* Written instruction *
How many lines in the records below contain the word "画面を表示する"? Answer with the number alone.

▼

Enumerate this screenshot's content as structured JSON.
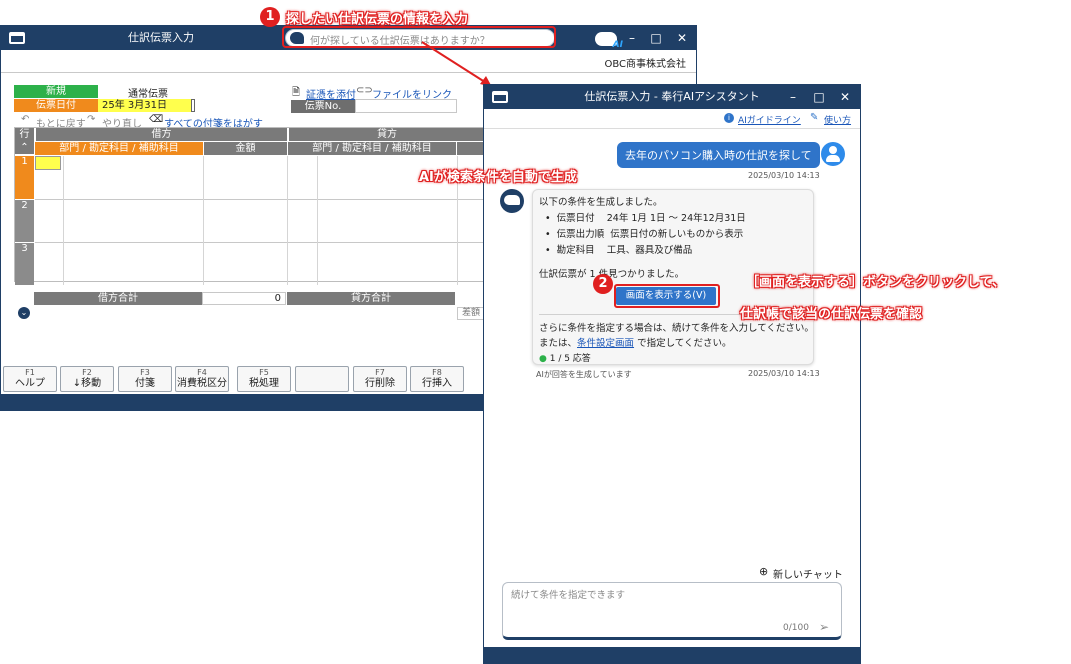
{
  "main": {
    "title": "仕訳伝票入力",
    "search_placeholder": "何が探している仕訳伝票はありますか？",
    "company": "OBC商事株式会社",
    "new_label": "新規",
    "doc_type": "通常伝票",
    "date_label": "伝票日付",
    "date_value": "25年  3月31日",
    "attach_label": "証憑を添付",
    "link_label": "ファイルをリンク",
    "voucher_no_label": "伝票No.",
    "undo": "もとに戻す",
    "redo": "やり直し",
    "remove_tags": "すべての付箋をはがす",
    "grid": {
      "row_label": "行",
      "debit": "借方",
      "credit": "貸方",
      "account_col": "部門 / 勘定科目 / 補助科目",
      "amount_col": "金額",
      "rows": [
        "1",
        "2",
        "3"
      ],
      "debit_total_label": "借方合計",
      "debit_total_value": "0",
      "credit_total_label": "貸方合計",
      "diff_label": "差額"
    },
    "fkeys": [
      {
        "key": "F1",
        "name": "ヘルプ"
      },
      {
        "key": "F2",
        "name": "↓移動"
      },
      {
        "key": "F3",
        "name": "付箋"
      },
      {
        "key": "F4",
        "name": "消費税区分"
      },
      {
        "key": "F5",
        "name": "税処理"
      },
      {
        "key": "",
        "name": ""
      },
      {
        "key": "F7",
        "name": "行削除"
      },
      {
        "key": "F8",
        "name": "行挿入"
      }
    ]
  },
  "ai": {
    "title": "仕訳伝票入力 - 奉行AIアシスタント",
    "guideline_link": "AIガイドライン",
    "howto_link": "使い方",
    "user_message": "去年のパソコン購入時の仕訳を探して",
    "user_time": "2025/03/10 14:13",
    "reply_intro": "以下の条件を生成しました。",
    "conditions": [
      {
        "name": "伝票日付",
        "value": "24年 1月 1日 ～ 24年12月31日"
      },
      {
        "name": "伝票出力順",
        "value": "伝票日付の新しいものから表示"
      },
      {
        "name": "勘定科目",
        "value": "工具、器具及び備品"
      }
    ],
    "found": "仕訳伝票が 1 件見つかりました。",
    "show_button": "画面を表示する(V)",
    "more1": "さらに条件を指定する場合は、続けて条件を入力してください。",
    "more2_pre": "または、",
    "more2_link": "条件設定画面",
    "more2_post": "で指定してください。",
    "count": "1 / 5 応答",
    "ai_note": "AIが回答を生成しています",
    "ai_time": "2025/03/10 14:13",
    "new_chat": "新しいチャット",
    "input_placeholder": "続けて条件を指定できます",
    "char_count": "0/100"
  },
  "annotations": {
    "step1_num": "1",
    "step1": "探したい仕訳伝票の情報を入力",
    "ai_gen": "AIが検索条件を自動で生成",
    "step2_num": "2",
    "step2_line1": "［画面を表示する］ボタンをクリックして、",
    "step2_line2": "仕訳帳で該当の仕訳伝票を確認"
  },
  "colors": {
    "titlebar": "#1f3f66",
    "accent": "#2f74c9",
    "annotation": "#e02020",
    "orange": "#f08a1c",
    "green": "#2db14a"
  }
}
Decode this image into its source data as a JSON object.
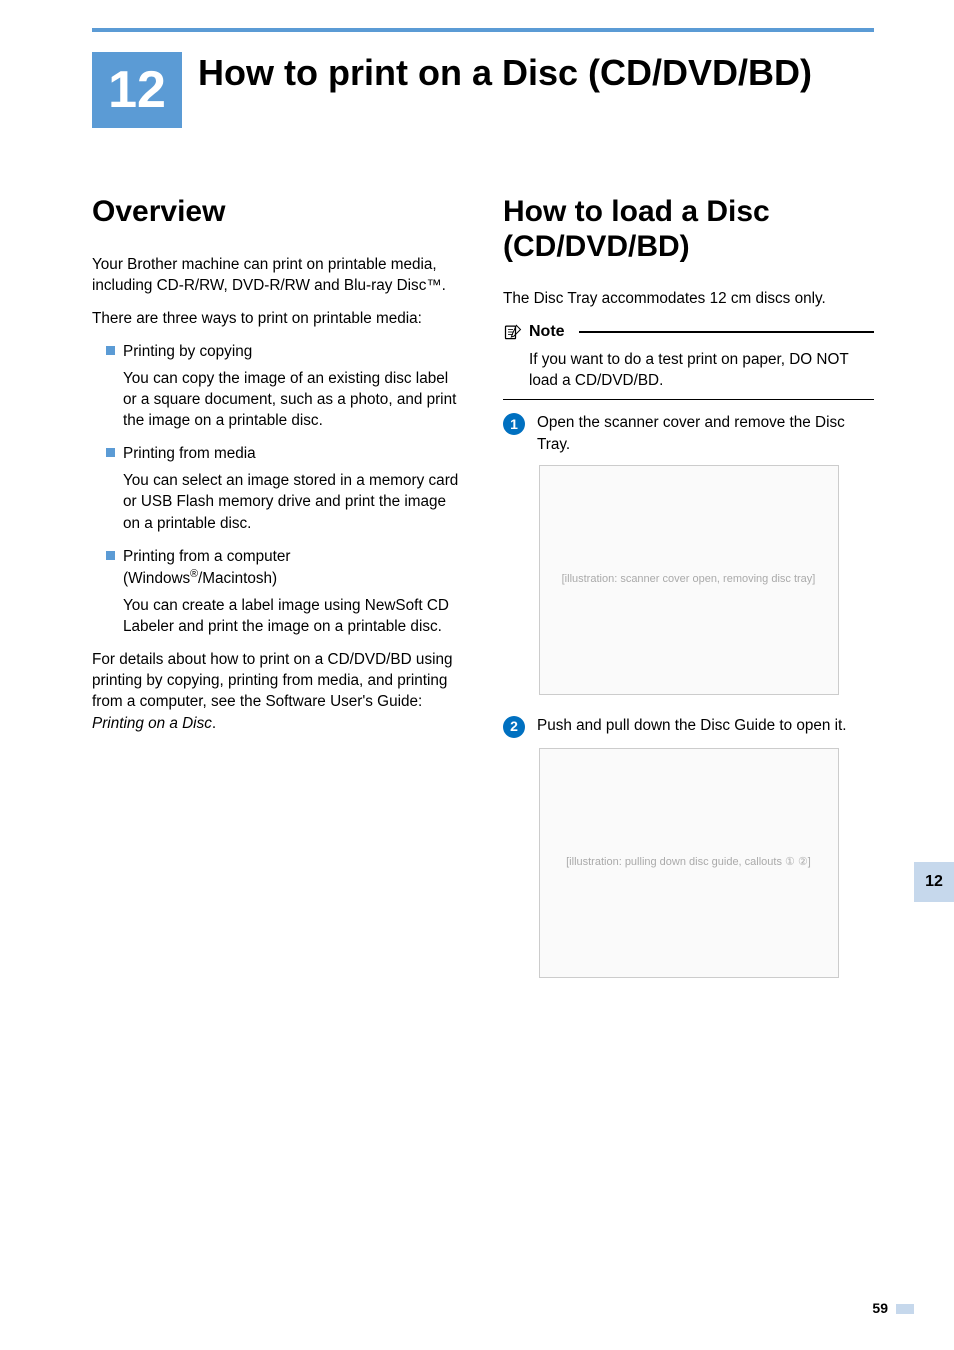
{
  "chapter": {
    "number": "12",
    "title": "How to print on a Disc (CD/DVD/BD)"
  },
  "left": {
    "heading": "Overview",
    "intro1": "Your Brother machine can print on printable media, including CD-R/RW, DVD-R/RW and Blu-ray Disc™.",
    "intro2": "There are three ways to print on printable media:",
    "bullets": [
      {
        "title": "Printing by copying",
        "desc": "You can copy the image of an existing disc label or a square document, such as a photo, and print the image on a printable disc."
      },
      {
        "title": "Printing from media",
        "desc": "You can select an image stored in a memory card or USB Flash memory drive and print the image on a printable disc."
      },
      {
        "title": "Printing from a computer (Windows®/Macintosh)",
        "title_line1": "Printing from a computer",
        "title_line2_pre": "(Windows",
        "title_line2_post": "/Macintosh)",
        "desc": "You can create a label image using NewSoft CD Labeler and print the image on a printable disc."
      }
    ],
    "footer_pre": "For details about how to print on a CD/DVD/BD using printing by copying, printing from media, and printing from a computer, see the Software User's Guide: ",
    "footer_em": "Printing on a Disc",
    "footer_post": "."
  },
  "right": {
    "heading": "How to load a Disc (CD/DVD/BD)",
    "intro": "The Disc Tray accommodates 12 cm discs only.",
    "note_label": "Note",
    "note_body": "If you want to do a test print on paper, DO NOT load a CD/DVD/BD.",
    "steps": [
      {
        "num": "1",
        "text": "Open the scanner cover and remove the Disc Tray."
      },
      {
        "num": "2",
        "text": "Push and pull down the Disc Guide to open it."
      }
    ],
    "fig1_alt": "[illustration: scanner cover open, removing disc tray]",
    "fig2_alt": "[illustration: pulling down disc guide, callouts ① ②]"
  },
  "side_tab": "12",
  "page_number": "59"
}
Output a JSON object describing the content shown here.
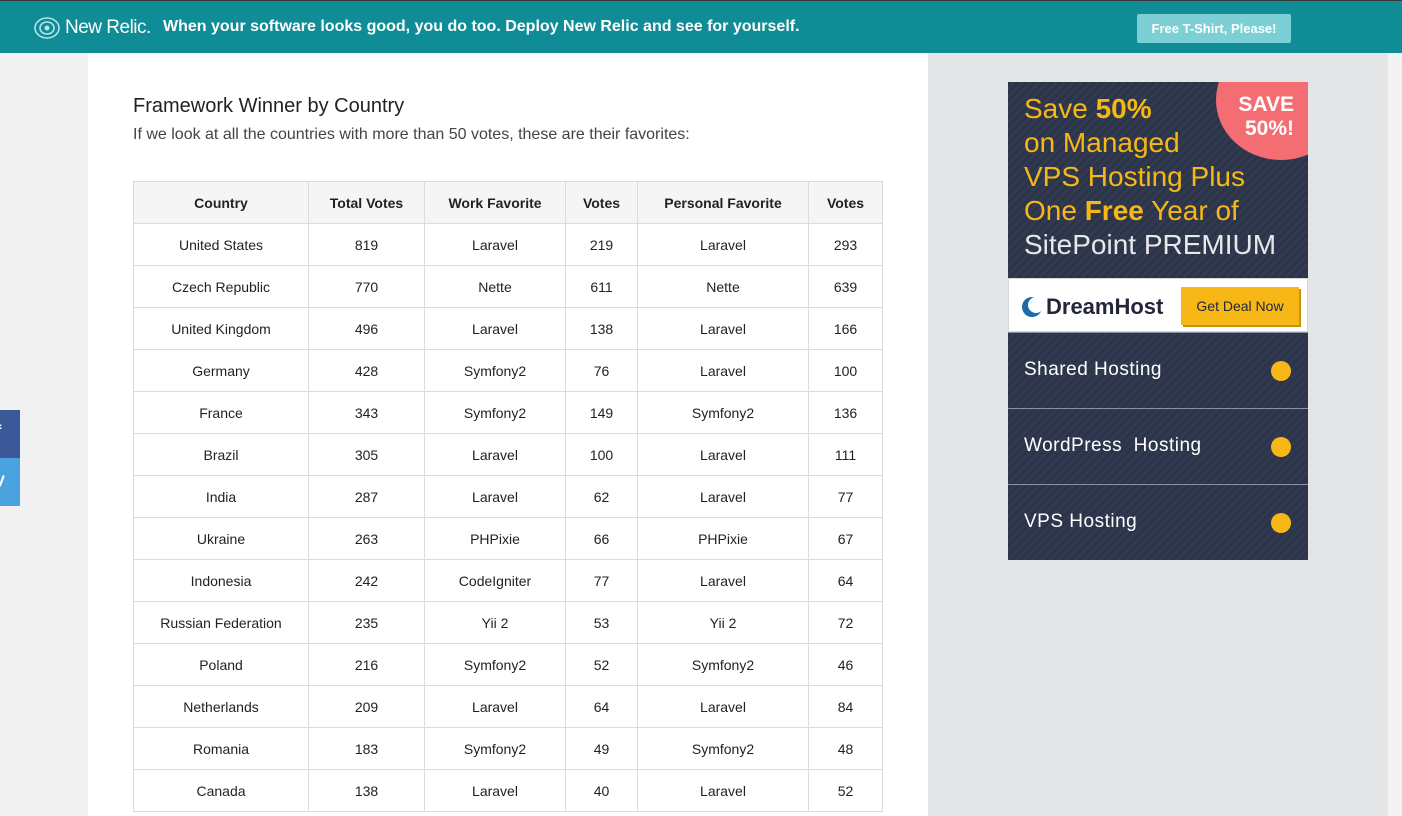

▲

* Full response *
2